Copy all the entries below exactly, but not the pictures.

--- begin DATA FOR THIS TASK ---

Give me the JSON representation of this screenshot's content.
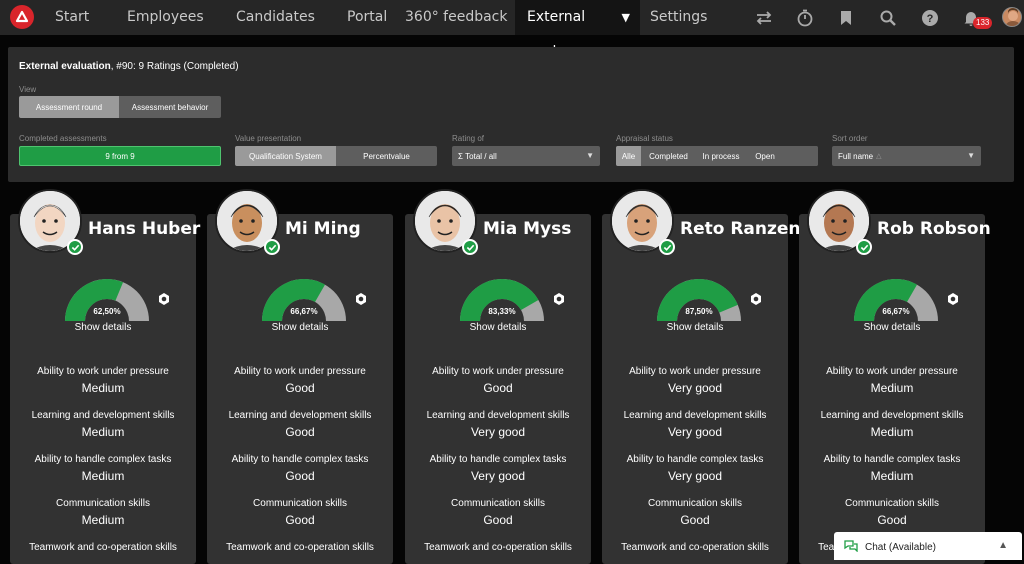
{
  "nav": {
    "items": [
      "Start",
      "Employees",
      "Candidates",
      "Portal",
      "360° feedback",
      "External evalu...",
      "Settings"
    ],
    "notification_count": "133"
  },
  "panel": {
    "title_bold": "External evaluation",
    "title_rest": ", #90: 9 Ratings (Completed)",
    "view_label": "View",
    "view_options": [
      "Assessment round",
      "Assessment behavior"
    ],
    "completed_label": "Completed assessments",
    "completed_value": "9 from 9",
    "value_pres_label": "Value presentation",
    "value_pres_options": [
      "Qualification System",
      "Percentvalue"
    ],
    "rating_label": "Rating of",
    "rating_value": "Σ Total / all",
    "status_label": "Appraisal status",
    "status_options": [
      "Alle",
      "Completed",
      "In process",
      "Open"
    ],
    "sort_label": "Sort order",
    "sort_value": "Full name"
  },
  "cards": [
    {
      "name": "Hans Huber",
      "pct": "62,50%",
      "pct_value": 62.5,
      "details": "Show details",
      "ratings": [
        [
          "Ability to work under pressure",
          "Medium"
        ],
        [
          "Learning and development skills",
          "Medium"
        ],
        [
          "Ability to handle complex tasks",
          "Medium"
        ],
        [
          "Communication skills",
          "Medium"
        ],
        [
          "Teamwork and co-operation skills",
          ""
        ]
      ]
    },
    {
      "name": "Mi Ming",
      "pct": "66,67%",
      "pct_value": 66.67,
      "details": "Show details",
      "ratings": [
        [
          "Ability to work under pressure",
          "Good"
        ],
        [
          "Learning and development skills",
          "Good"
        ],
        [
          "Ability to handle complex tasks",
          "Good"
        ],
        [
          "Communication skills",
          "Good"
        ],
        [
          "Teamwork and co-operation skills",
          ""
        ]
      ]
    },
    {
      "name": "Mia Myss",
      "pct": "83,33%",
      "pct_value": 83.33,
      "details": "Show details",
      "ratings": [
        [
          "Ability to work under pressure",
          "Good"
        ],
        [
          "Learning and development skills",
          "Very good"
        ],
        [
          "Ability to handle complex tasks",
          "Very good"
        ],
        [
          "Communication skills",
          "Good"
        ],
        [
          "Teamwork and co-operation skills",
          ""
        ]
      ]
    },
    {
      "name": "Reto Ranzen",
      "pct": "87,50%",
      "pct_value": 87.5,
      "details": "Show details",
      "ratings": [
        [
          "Ability to work under pressure",
          "Very good"
        ],
        [
          "Learning and development skills",
          "Very good"
        ],
        [
          "Ability to handle complex tasks",
          "Very good"
        ],
        [
          "Communication skills",
          "Good"
        ],
        [
          "Teamwork and co-operation skills",
          ""
        ]
      ]
    },
    {
      "name": "Rob Robson",
      "pct": "66,67%",
      "pct_value": 66.67,
      "details": "Show details",
      "ratings": [
        [
          "Ability to work under pressure",
          "Medium"
        ],
        [
          "Learning and development skills",
          "Medium"
        ],
        [
          "Ability to handle complex tasks",
          "Medium"
        ],
        [
          "Communication skills",
          "Good"
        ],
        [
          "Teamwork and co-operation skills",
          ""
        ]
      ]
    }
  ],
  "chat": {
    "label": "Chat (Available)"
  },
  "colors": {
    "accent_green": "#1f9d45",
    "gauge_gray": "#a8a8a8",
    "brand_red": "#d9252b"
  }
}
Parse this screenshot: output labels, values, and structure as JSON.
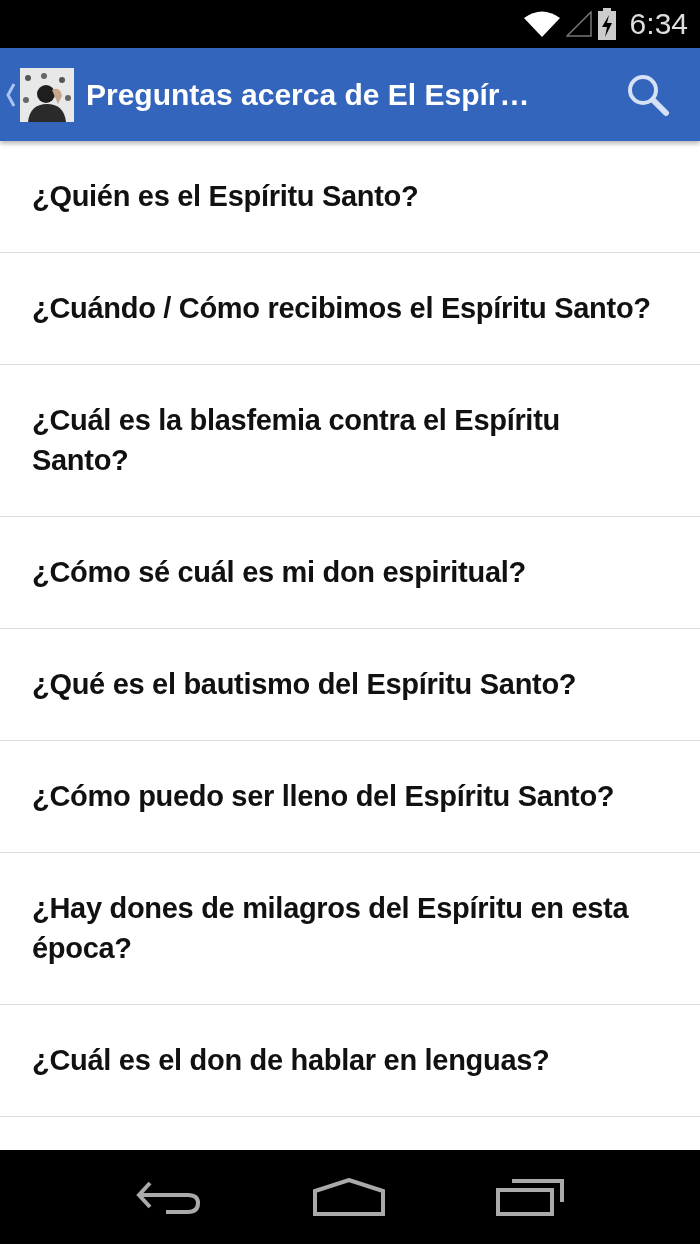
{
  "status_bar": {
    "time": "6:34"
  },
  "app_bar": {
    "title": "Preguntas acerca de El Espír…"
  },
  "questions": [
    "¿Quién es el Espíritu Santo?",
    "¿Cuándo / Cómo recibimos el Espíritu Santo?",
    "¿Cuál es la blasfemia contra el Espíritu Santo?",
    "¿Cómo sé cuál es mi don espiritual?",
    "¿Qué es el bautismo del Espíritu Santo?",
    "¿Cómo puedo ser lleno del Espíritu Santo?",
    "¿Hay dones de milagros del Espíritu en esta época?",
    "¿Cuál es el don de hablar en lenguas?"
  ]
}
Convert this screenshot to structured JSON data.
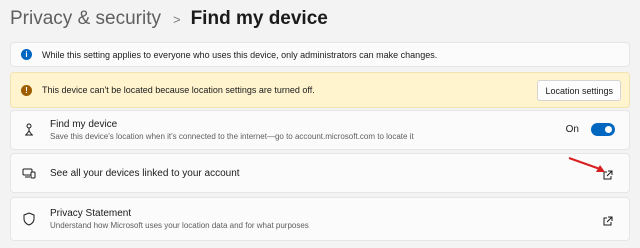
{
  "breadcrumb": {
    "parent": "Privacy & security",
    "separator": ">",
    "current": "Find my device"
  },
  "info_bar": {
    "icon": "info-icon",
    "text": "While this setting applies to everyone who uses this device, only administrators can make changes.",
    "accent": "#0067c0"
  },
  "warning_bar": {
    "icon": "warning-icon",
    "text": "This device can't be located because location settings are turned off.",
    "button_label": "Location settings",
    "background": "#fff4ce"
  },
  "find_my_device": {
    "icon": "location-person-icon",
    "title": "Find my device",
    "description": "Save this device's location when it's connected to the internet—go to account.microsoft.com to locate it",
    "toggle_label": "On",
    "toggle_on": true,
    "accent": "#0067c0"
  },
  "devices_link": {
    "icon": "devices-icon",
    "title": "See all your devices linked to your account",
    "action_icon": "external-link-icon"
  },
  "privacy_statement": {
    "icon": "shield-icon",
    "title": "Privacy Statement",
    "description": "Understand how Microsoft uses your location data and for what purposes",
    "action_icon": "external-link-icon"
  },
  "annotation": {
    "icon": "red-arrow-icon",
    "color": "#d92020"
  }
}
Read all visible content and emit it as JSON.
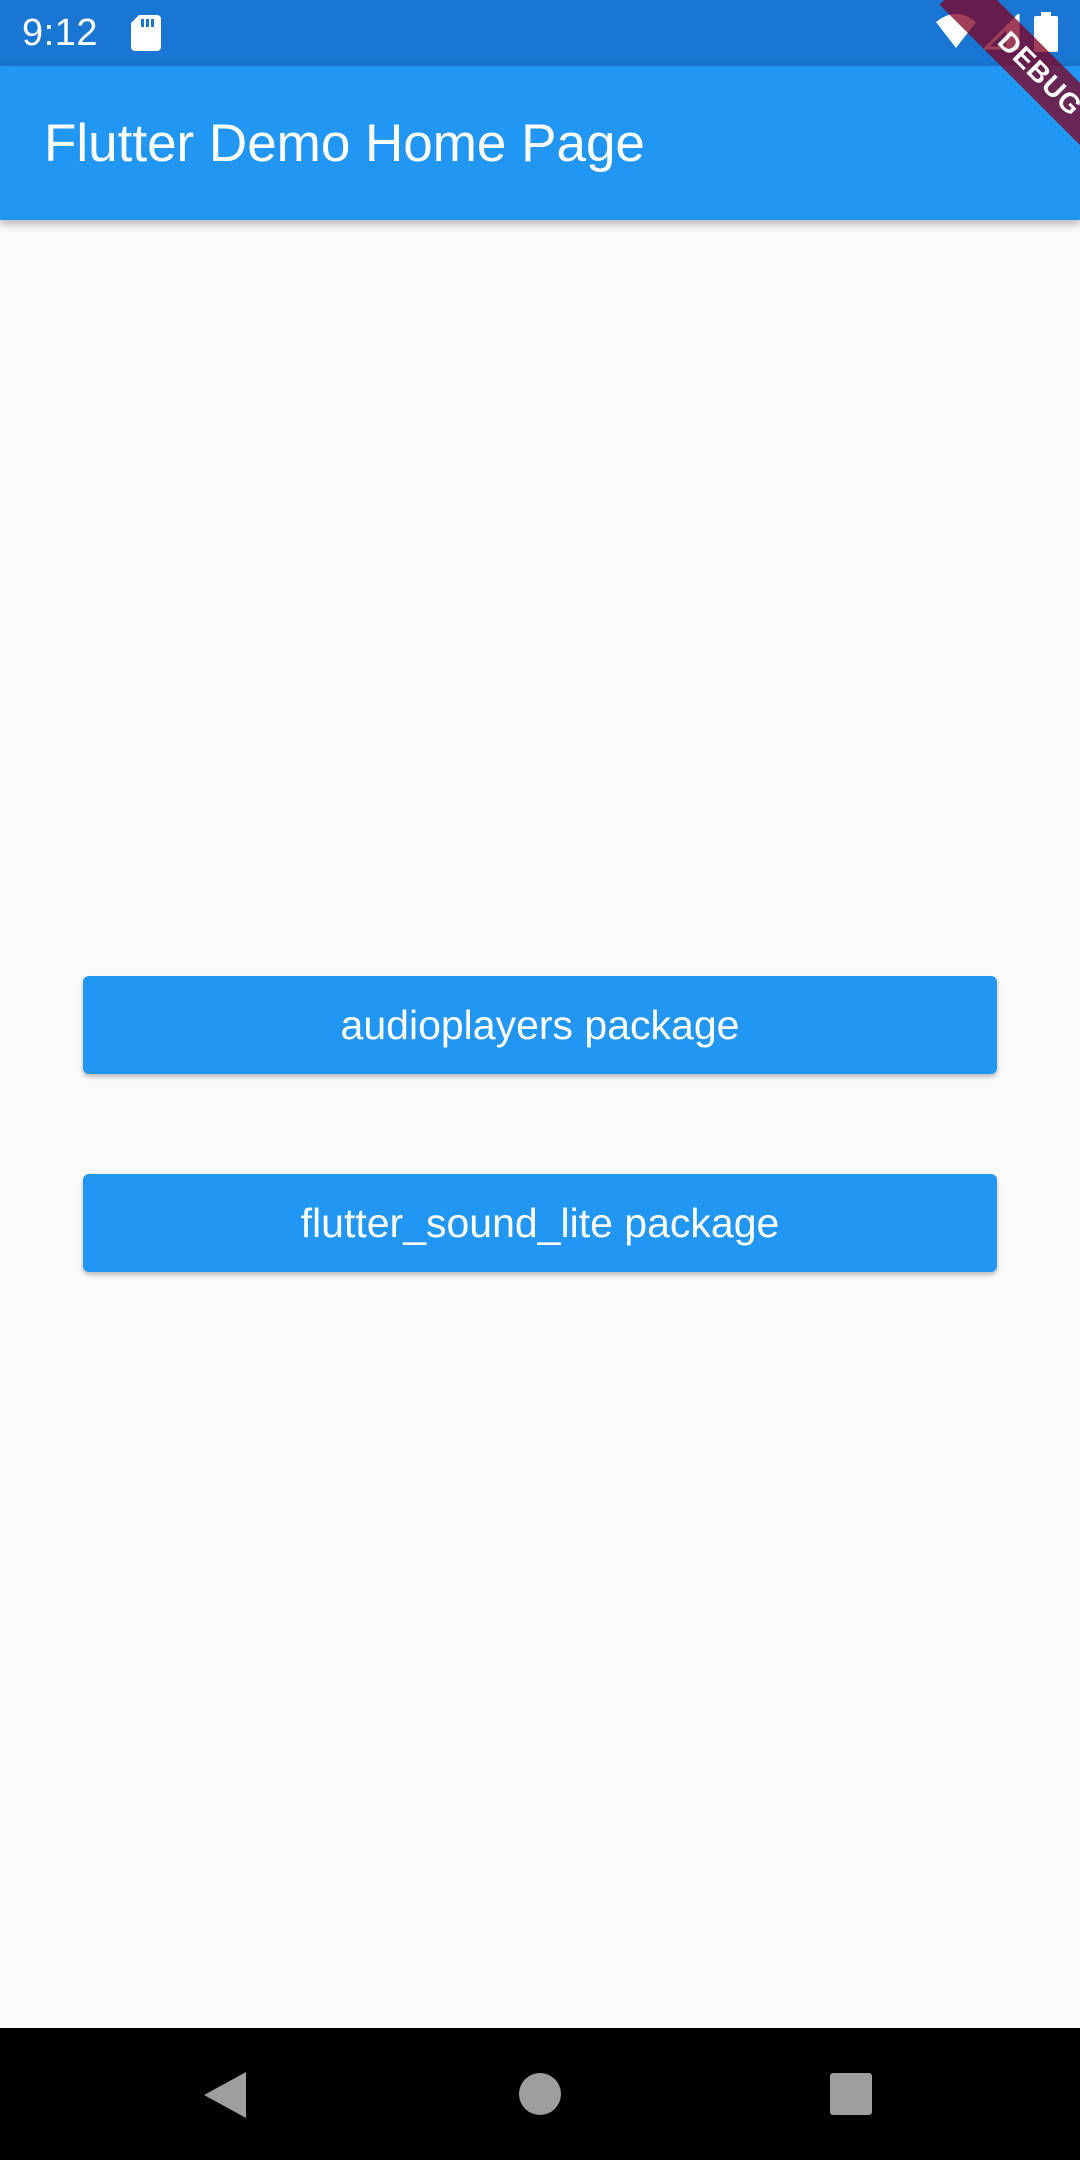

--- end DATA FOR THIS TASK ---

FINAL RESULT:
Give me the JSON representation of this screenshot's content.
{
  "nav": {
    "items": [
      "Start",
      "Employees",
      "Candidates",
      "Portal",
      "360° feedback",
      "External evalu...",
      "Settings"
    ],
    "notification_count": "133"
  },
  "panel": {
    "title_bold": "External evaluation",
    "title_rest": ", #90: 9 Ratings (Completed)",
    "view_label": "View",
    "view_options": [
      "Assessment round",
      "Assessment behavior"
    ],
    "completed_label": "Completed assessments",
    "completed_value": "9 from 9",
    "value_pres_label": "Value presentation",
    "value_pres_options": [
      "Qualification System",
      "Percentvalue"
    ],
    "rating_label": "Rating of",
    "rating_value": "Σ Total / all",
    "status_label": "Appraisal status",
    "status_options": [
      "Alle",
      "Completed",
      "In process",
      "Open"
    ],
    "sort_label": "Sort order",
    "sort_value": "Full name"
  },
  "cards": [
    {
      "name": "Hans Huber",
      "pct": "62,50%",
      "pct_value": 62.5,
      "details": "Show details",
      "ratings": [
        [
          "Ability to work under pressure",
          "Medium"
        ],
        [
          "Learning and development skills",
          "Medium"
        ],
        [
          "Ability to handle complex tasks",
          "Medium"
        ],
        [
          "Communication skills",
          "Medium"
        ],
        [
          "Teamwork and co-operation skills",
          ""
        ]
      ]
    },
    {
      "name": "Mi Ming",
      "pct": "66,67%",
      "pct_value": 66.67,
      "details": "Show details",
      "ratings": [
        [
          "Ability to work under pressure",
          "Good"
        ],
        [
          "Learning and development skills",
          "Good"
        ],
        [
          "Ability to handle complex tasks",
          "Good"
        ],
        [
          "Communication skills",
          "Good"
        ],
        [
          "Teamwork and co-operation skills",
          ""
        ]
      ]
    },
    {
      "name": "Mia Myss",
      "pct": "83,33%",
      "pct_value": 83.33,
      "details": "Show details",
      "ratings": [
        [
          "Ability to work under pressure",
          "Good"
        ],
        [
          "Learning and development skills",
          "Very good"
        ],
        [
          "Ability to handle complex tasks",
          "Very good"
        ],
        [
          "Communication skills",
          "Good"
        ],
        [
          "Teamwork and co-operation skills",
          ""
        ]
      ]
    },
    {
      "name": "Reto Ranzen",
      "pct": "87,50%",
      "pct_value": 87.5,
      "details": "Show details",
      "ratings": [
        [
          "Ability to work under pressure",
          "Very good"
        ],
        [
          "Learning and development skills",
          "Very good"
        ],
        [
          "Ability to handle complex tasks",
          "Very good"
        ],
        [
          "Communication skills",
          "Good"
        ],
        [
          "Teamwork and co-operation skills",
          ""
        ]
      ]
    },
    {
      "name": "Rob Robson",
      "pct": "66,67%",
      "pct_value": 66.67,
      "details": "Show details",
      "ratings": [
        [
          "Ability to work under pressure",
          "Medium"
        ],
        [
          "Learning and development skills",
          "Medium"
        ],
        [
          "Ability to handle complex tasks",
          "Medium"
        ],
        [
          "Communication skills",
          "Good"
        ],
        [
          "Teamwork and co-operation skills",
          ""
        ]
      ]
    }
  ],
  "chat": {
    "label": "Chat (Available)"
  },
  "colors": {
    "accent_green": "#1f9d45",
    "gauge_gray": "#a8a8a8",
    "brand_red": "#d9252b"
  }
}
Parse this screenshot: output labels, values, and structure as JSON.
{
  "status_bar": {
    "time": "6:34"
  },
  "app_bar": {
    "title": "Preguntas acerca de El Espír…"
  },
  "questions": [
    "¿Quién es el Espíritu Santo?",
    "¿Cuándo / Cómo recibimos el Espíritu Santo?",
    "¿Cuál es la blasfemia contra el Espíritu Santo?",
    "¿Cómo sé cuál es mi don espiritual?",
    "¿Qué es el bautismo del Espíritu Santo?",
    "¿Cómo puedo ser lleno del Espíritu Santo?",
    "¿Hay dones de milagros del Espíritu en esta época?",
    "¿Cuál es el don de hablar en lenguas?"
  ]
}
Convert this screenshot to structured JSON data.
{
  "breadcrumb": {
    "parent": "Privacy & security",
    "separator": ">",
    "current": "Find my device"
  },
  "info_bar": {
    "icon": "info-icon",
    "text": "While this setting applies to everyone who uses this device, only administrators can make changes.",
    "accent": "#0067c0"
  },
  "warning_bar": {
    "icon": "warning-icon",
    "text": "This device can't be located because location settings are turned off.",
    "button_label": "Location settings",
    "background": "#fff4ce"
  },
  "find_my_device": {
    "icon": "location-person-icon",
    "title": "Find my device",
    "description": "Save this device's location when it's connected to the internet—go to account.microsoft.com to locate it",
    "toggle_label": "On",
    "toggle_on": true,
    "accent": "#0067c0"
  },
  "devices_link": {
    "icon": "devices-icon",
    "title": "See all your devices linked to your account",
    "action_icon": "external-link-icon"
  },
  "privacy_statement": {
    "icon": "shield-icon",
    "title": "Privacy Statement",
    "description": "Understand how Microsoft uses your location data and for what purposes",
    "action_icon": "external-link-icon"
  },
  "annotation": {
    "icon": "red-arrow-icon",
    "color": "#d92020"
  }
}
Read all visible content and emit it as JSON.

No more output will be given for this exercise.